Set exercise:
What follows is a set of entries. Give them again exactly, without the pictures.

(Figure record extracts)
+++++
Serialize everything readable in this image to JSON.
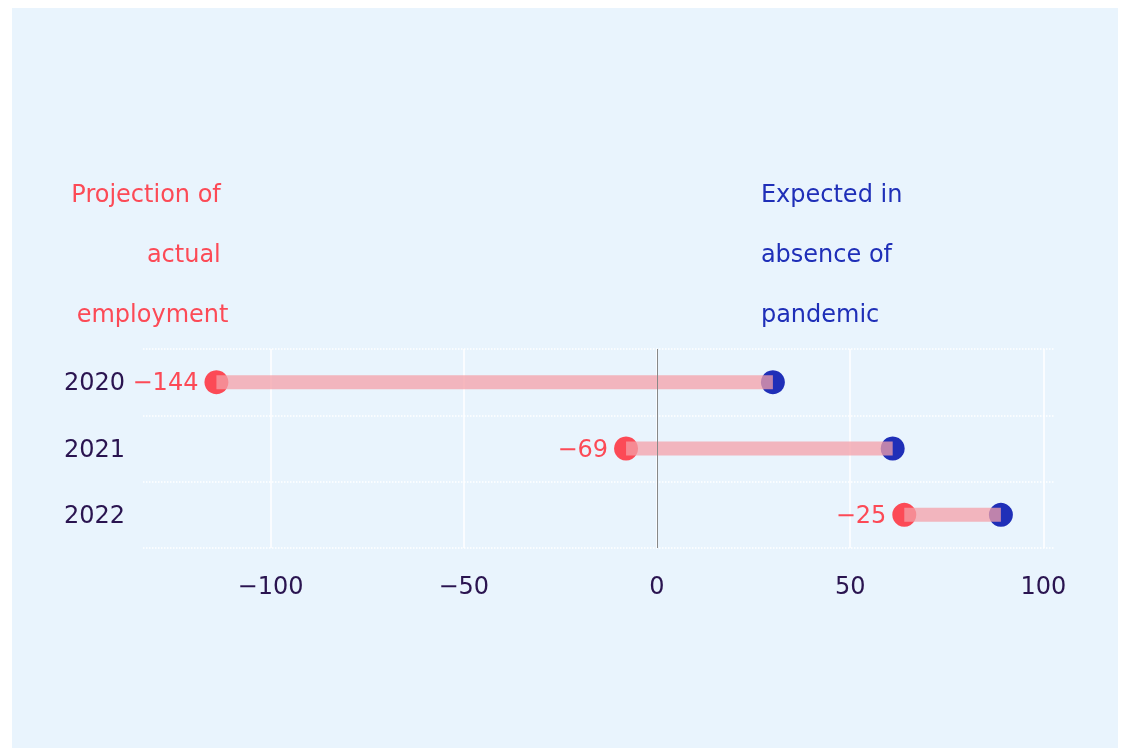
{
  "chart_data": {
    "type": "bar",
    "orientation": "horizontal",
    "categories": [
      "2020",
      "2021",
      "2022"
    ],
    "series": [
      {
        "color": "#f4a0a8",
        "base": [
          30,
          61,
          89
        ],
        "values": [
          -144,
          -69,
          -25
        ],
        "value_labels": [
          "−144",
          "−69",
          "−25"
        ]
      },
      {
        "type": "scatter",
        "name": "Projection of actual employment",
        "color": "#fc4a56",
        "values": [
          -114,
          -8,
          64
        ]
      },
      {
        "type": "scatter",
        "name": "Expected in absence of pandemic",
        "color": "#1f2fb8",
        "values": [
          30,
          61,
          89
        ]
      }
    ],
    "xlim": [
      -133,
      103
    ],
    "xticks": [
      {
        "value": -100,
        "label": "−100"
      },
      {
        "value": -50,
        "label": "−50"
      },
      0,
      50,
      100
    ],
    "grid": true,
    "marker": "circle",
    "ref_lines": [
      {
        "axis": "x",
        "value": 0,
        "color": "#888888"
      }
    ]
  }
}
+++++
The output:
Serialize everything readable in this image to JSON.
{
  "chart_data": {
    "type": "bar",
    "orientation": "horizontal",
    "categories": [
      "2020",
      "2021",
      "2022"
    ],
    "series": [
      {
        "color": "#f4a0a8",
        "base": [
          30,
          61,
          89
        ],
        "values": [
          -144,
          -69,
          -25
        ],
        "value_labels": [
          "−144",
          "−69",
          "−25"
        ]
      },
      {
        "type": "scatter",
        "name": "Projection of actual employment",
        "color": "#fc4a56",
        "values": [
          -114,
          -8,
          64
        ]
      },
      {
        "type": "scatter",
        "name": "Expected in absence of pandemic",
        "color": "#1f2fb8",
        "values": [
          30,
          61,
          89
        ]
      }
    ],
    "xlim": [
      -133,
      103
    ],
    "xticks": [
      {
        "value": -100,
        "label": "−100"
      },
      {
        "value": -50,
        "label": "−50"
      },
      0,
      50,
      100
    ],
    "grid": true,
    "marker": "circle",
    "ref_lines": [
      {
        "axis": "x",
        "value": 0,
        "color": "#888888"
      }
    ]
  }
}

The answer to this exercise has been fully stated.